→ EXERCISE INPUTS:
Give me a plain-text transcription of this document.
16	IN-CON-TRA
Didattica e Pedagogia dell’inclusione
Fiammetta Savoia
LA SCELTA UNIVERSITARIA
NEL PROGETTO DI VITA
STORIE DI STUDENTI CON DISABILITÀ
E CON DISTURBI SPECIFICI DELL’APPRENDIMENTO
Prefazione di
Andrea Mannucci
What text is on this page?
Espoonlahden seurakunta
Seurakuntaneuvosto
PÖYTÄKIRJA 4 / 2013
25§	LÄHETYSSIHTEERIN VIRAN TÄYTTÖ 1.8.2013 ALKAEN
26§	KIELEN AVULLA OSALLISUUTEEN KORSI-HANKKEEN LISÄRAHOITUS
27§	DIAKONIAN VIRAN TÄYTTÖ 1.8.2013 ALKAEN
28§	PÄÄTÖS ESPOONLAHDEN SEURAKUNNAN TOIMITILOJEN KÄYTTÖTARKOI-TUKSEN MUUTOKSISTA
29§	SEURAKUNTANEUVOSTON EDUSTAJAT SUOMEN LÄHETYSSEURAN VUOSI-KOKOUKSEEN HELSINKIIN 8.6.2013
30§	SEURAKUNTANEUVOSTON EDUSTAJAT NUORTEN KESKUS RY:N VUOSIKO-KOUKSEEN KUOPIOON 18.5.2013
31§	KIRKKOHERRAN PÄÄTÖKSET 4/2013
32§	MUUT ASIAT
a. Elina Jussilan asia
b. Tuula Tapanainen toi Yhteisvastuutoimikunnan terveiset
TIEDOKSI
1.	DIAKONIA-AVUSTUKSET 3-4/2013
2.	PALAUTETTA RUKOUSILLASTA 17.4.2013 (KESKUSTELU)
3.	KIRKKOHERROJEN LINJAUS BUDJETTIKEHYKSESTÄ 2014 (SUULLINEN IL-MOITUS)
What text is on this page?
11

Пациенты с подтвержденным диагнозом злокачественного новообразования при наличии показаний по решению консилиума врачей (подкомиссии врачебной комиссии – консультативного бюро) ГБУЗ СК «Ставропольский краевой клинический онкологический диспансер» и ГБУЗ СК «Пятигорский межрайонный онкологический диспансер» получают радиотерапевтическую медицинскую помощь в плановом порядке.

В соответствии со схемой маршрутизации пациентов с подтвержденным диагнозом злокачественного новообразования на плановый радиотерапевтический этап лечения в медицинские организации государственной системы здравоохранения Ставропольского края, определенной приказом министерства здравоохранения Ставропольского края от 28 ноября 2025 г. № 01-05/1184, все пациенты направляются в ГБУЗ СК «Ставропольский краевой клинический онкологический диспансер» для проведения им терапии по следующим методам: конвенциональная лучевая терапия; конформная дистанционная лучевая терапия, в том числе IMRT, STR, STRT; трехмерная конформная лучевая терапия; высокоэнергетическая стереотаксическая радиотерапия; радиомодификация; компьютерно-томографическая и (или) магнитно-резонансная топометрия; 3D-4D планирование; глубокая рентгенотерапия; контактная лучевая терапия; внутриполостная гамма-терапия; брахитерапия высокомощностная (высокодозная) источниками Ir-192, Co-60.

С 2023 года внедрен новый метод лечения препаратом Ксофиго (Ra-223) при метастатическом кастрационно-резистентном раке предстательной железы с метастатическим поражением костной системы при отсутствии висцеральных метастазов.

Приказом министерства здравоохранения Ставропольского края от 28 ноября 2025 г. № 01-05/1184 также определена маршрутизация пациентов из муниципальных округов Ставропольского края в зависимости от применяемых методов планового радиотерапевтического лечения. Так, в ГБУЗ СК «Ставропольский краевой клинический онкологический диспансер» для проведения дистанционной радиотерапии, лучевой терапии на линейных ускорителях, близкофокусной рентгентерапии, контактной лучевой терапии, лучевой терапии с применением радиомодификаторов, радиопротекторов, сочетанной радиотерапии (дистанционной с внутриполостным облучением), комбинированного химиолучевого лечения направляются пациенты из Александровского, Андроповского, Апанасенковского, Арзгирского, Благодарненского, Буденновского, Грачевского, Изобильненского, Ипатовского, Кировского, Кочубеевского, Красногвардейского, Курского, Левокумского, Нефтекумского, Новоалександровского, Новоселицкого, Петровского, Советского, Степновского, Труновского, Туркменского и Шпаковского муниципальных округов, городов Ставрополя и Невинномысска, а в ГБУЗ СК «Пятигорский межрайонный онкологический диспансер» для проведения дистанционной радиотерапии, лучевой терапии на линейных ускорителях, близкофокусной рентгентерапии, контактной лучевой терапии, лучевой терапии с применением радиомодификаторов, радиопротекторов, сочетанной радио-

→ INSTRUCTION: Reproduce every line of the material above exactly.

→ PROBLEM SOLUTION:
Give me a plain-text transcription of this document.
16	IN-CON-TRA
Didattica e Pedagogia dell’inclusione
Fiammetta Savoia
LA SCELTA UNIVERSITARIA
NEL PROGETTO DI VITA
STORIE DI STUDENTI CON DISABILITÀ
E CON DISTURBI SPECIFICI DELL’APPRENDIMENTO
Prefazione di
Andrea Mannucci
What text is on this page?
Espoonlahden seurakunta
Seurakuntaneuvosto
PÖYTÄKIRJA 4 / 2013
25§	LÄHETYSSIHTEERIN VIRAN TÄYTTÖ 1.8.2013 ALKAEN
26§	KIELEN AVULLA OSALLISUUTEEN KORSI-HANKKEEN LISÄRAHOITUS
27§	DIAKONIAN VIRAN TÄYTTÖ 1.8.2013 ALKAEN
28§	PÄÄTÖS ESPOONLAHDEN SEURAKUNNAN TOIMITILOJEN KÄYTTÖTARKOI-TUKSEN MUUTOKSISTA
29§	SEURAKUNTANEUVOSTON EDUSTAJAT SUOMEN LÄHETYSSEURAN VUOSI-KOKOUKSEEN HELSINKIIN 8.6.2013
30§	SEURAKUNTANEUVOSTON EDUSTAJAT NUORTEN KESKUS RY:N VUOSIKO-KOUKSEEN KUOPIOON 18.5.2013
31§	KIRKKOHERRAN PÄÄTÖKSET 4/2013
32§	MUUT ASIAT
a. Elina Jussilan asia
b. Tuula Tapanainen toi Yhteisvastuutoimikunnan terveiset
TIEDOKSI
1.	DIAKONIA-AVUSTUKSET 3-4/2013
2.	PALAUTETTA RUKOUSILLASTA 17.4.2013 (KESKUSTELU)
3.	KIRKKOHERROJEN LINJAUS BUDJETTIKEHYKSESTÄ 2014 (SUULLINEN IL-MOITUS)
What text is on this page?
11

Пациенты с подтвержденным диагнозом злокачественного новообразования при наличии показаний по решению консилиума врачей (подкомиссии врачебной комиссии – консультативного бюро) ГБУЗ СК «Ставропольский краевой клинический онкологический диспансер» и ГБУЗ СК «Пятигорский межрайонный онкологический диспансер» получают радиотерапевтическую медицинскую помощь в плановом порядке.

В соответствии со схемой маршрутизации пациентов с подтвержденным диагнозом злокачественного новообразования на плановый радиотерапевтический этап лечения в медицинские организации государственной системы здравоохранения Ставропольского края, определенной приказом министерства здравоохранения Ставропольского края от 28 ноября 2025 г. № 01-05/1184, все пациенты направляются в ГБУЗ СК «Ставропольский краевой клинический онкологический диспансер» для проведения им терапии по следующим методам: конвенциональная лучевая терапия; конформная дистанционная лучевая терапия, в том числе IMRT, STR, STRT; трехмерная конформная лучевая терапия; высокоэнергетическая стереотаксическая радиотерапия; радиомодификация; компьютерно-томографическая и (или) магнитно-резонансная топометрия; 3D-4D планирование; глубокая рентгенотерапия; контактная лучевая терапия; внутриполостная гамма-терапия; брахитерапия высокомощностная (высокодозная) источниками Ir-192, Co-60.

С 2023 года внедрен новый метод лечения препаратом Ксофиго (Ra-223) при метастатическом кастрационно-резистентном раке предстательной железы с метастатическим поражением костной системы при отсутствии висцеральных метастазов.

Приказом министерства здравоохранения Ставропольского края от 28 ноября 2025 г. № 01-05/1184 также определена маршрутизация пациентов из муниципальных округов Ставропольского края в зависимости от применяемых методов планового радиотерапевтического лечения. Так, в ГБУЗ СК «Ставропольский краевой клинический онкологический диспансер» для проведения дистанционной радиотерапии, лучевой терапии на линейных ускорителях, близкофокусной рентгентерапии, контактной лучевой терапии, лучевой терапии с применением радиомодификаторов, радиопротекторов, сочетанной радиотерапии (дистанционной с внутриполостным облучением), комбинированного химиолучевого лечения направляются пациенты из Александровского, Андроповского, Апанасенковского, Арзгирского, Благодарненского, Буденновского, Грачевского, Изобильненского, Ипатовского, Кировского, Кочубеевского, Красногвардейского, Курского, Левокумского, Нефтекумского, Новоалександровского, Новоселицкого, Петровского, Советского, Степновского, Труновского, Туркменского и Шпаковского муниципальных округов, городов Ставрополя и Невинномысска, а в ГБУЗ СК «Пятигорский межрайонный онкологический диспансер» для проведения дистанционной радиотерапии, лучевой терапии на линейных ускорителях, близкофокусной рентгентерапии, контактной лучевой терапии, лучевой терапии с применением радиомодификаторов, радиопротекторов, сочетанной радио-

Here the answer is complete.